_Task instructions_.
Everything in the listing should be restated word for word.

☆ ☆ ☆

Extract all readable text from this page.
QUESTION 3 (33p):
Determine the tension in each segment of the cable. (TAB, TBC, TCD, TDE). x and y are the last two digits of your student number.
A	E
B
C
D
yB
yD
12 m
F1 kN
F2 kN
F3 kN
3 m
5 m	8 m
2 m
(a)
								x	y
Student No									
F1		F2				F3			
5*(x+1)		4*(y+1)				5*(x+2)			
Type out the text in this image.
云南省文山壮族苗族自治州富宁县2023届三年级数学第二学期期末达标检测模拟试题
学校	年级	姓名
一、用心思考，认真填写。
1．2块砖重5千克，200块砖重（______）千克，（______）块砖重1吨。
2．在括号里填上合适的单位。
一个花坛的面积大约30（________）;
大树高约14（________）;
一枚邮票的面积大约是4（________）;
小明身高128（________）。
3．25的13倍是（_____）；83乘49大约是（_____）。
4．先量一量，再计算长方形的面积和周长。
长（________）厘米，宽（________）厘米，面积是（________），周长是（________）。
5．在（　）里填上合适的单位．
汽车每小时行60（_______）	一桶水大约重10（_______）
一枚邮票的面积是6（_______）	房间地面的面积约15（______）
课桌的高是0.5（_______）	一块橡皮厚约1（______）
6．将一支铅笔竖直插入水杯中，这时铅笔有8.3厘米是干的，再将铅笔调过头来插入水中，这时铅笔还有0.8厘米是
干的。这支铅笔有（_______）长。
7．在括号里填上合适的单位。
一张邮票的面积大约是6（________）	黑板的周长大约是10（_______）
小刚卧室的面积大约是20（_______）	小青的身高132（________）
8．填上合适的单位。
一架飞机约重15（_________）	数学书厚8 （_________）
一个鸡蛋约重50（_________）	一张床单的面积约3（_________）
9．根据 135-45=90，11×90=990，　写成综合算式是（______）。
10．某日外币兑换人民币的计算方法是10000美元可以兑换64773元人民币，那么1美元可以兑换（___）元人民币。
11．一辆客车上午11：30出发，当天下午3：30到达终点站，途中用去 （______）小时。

☆ ☆ ☆

_Correct result_.
Extract all readable text from this page.
QUESTION 3 (33p):
Determine the tension in each segment of the cable. (TAB, TBC, TCD, TDE). x and y are the last two digits of your student number.
A	E
B
C
D
yB
yD
12 m
F1 kN
F2 kN
F3 kN
3 m
5 m	8 m
2 m
(a)
								x	y
Student No									
F1		F2				F3			
5*(x+1)		4*(y+1)				5*(x+2)			
Type out the text in this image.
云南省文山壮族苗族自治州富宁县2023届三年级数学第二学期期末达标检测模拟试题
学校	年级	姓名
一、用心思考，认真填写。
1．2块砖重5千克，200块砖重（______）千克，（______）块砖重1吨。
2．在括号里填上合适的单位。
一个花坛的面积大约30（________）;
大树高约14（________）;
一枚邮票的面积大约是4（________）;
小明身高128（________）。
3．25的13倍是（_____）；83乘49大约是（_____）。
4．先量一量，再计算长方形的面积和周长。
长（________）厘米，宽（________）厘米，面积是（________），周长是（________）。
5．在（　）里填上合适的单位．
汽车每小时行60（_______）	一桶水大约重10（_______）
一枚邮票的面积是6（_______）	房间地面的面积约15（______）
课桌的高是0.5（_______）	一块橡皮厚约1（______）
6．将一支铅笔竖直插入水杯中，这时铅笔有8.3厘米是干的，再将铅笔调过头来插入水中，这时铅笔还有0.8厘米是
干的。这支铅笔有（_______）长。
7．在括号里填上合适的单位。
一张邮票的面积大约是6（________）	黑板的周长大约是10（_______）
小刚卧室的面积大约是20（_______）	小青的身高132（________）
8．填上合适的单位。
一架飞机约重15（_________）	数学书厚8 （_________）
一个鸡蛋约重50（_________）	一张床单的面积约3（_________）
9．根据 135-45=90，11×90=990，　写成综合算式是（______）。
10．某日外币兑换人民币的计算方法是10000美元可以兑换64773元人民币，那么1美元可以兑换（___）元人民币。
11．一辆客车上午11：30出发，当天下午3：30到达终点站，途中用去 （______）小时。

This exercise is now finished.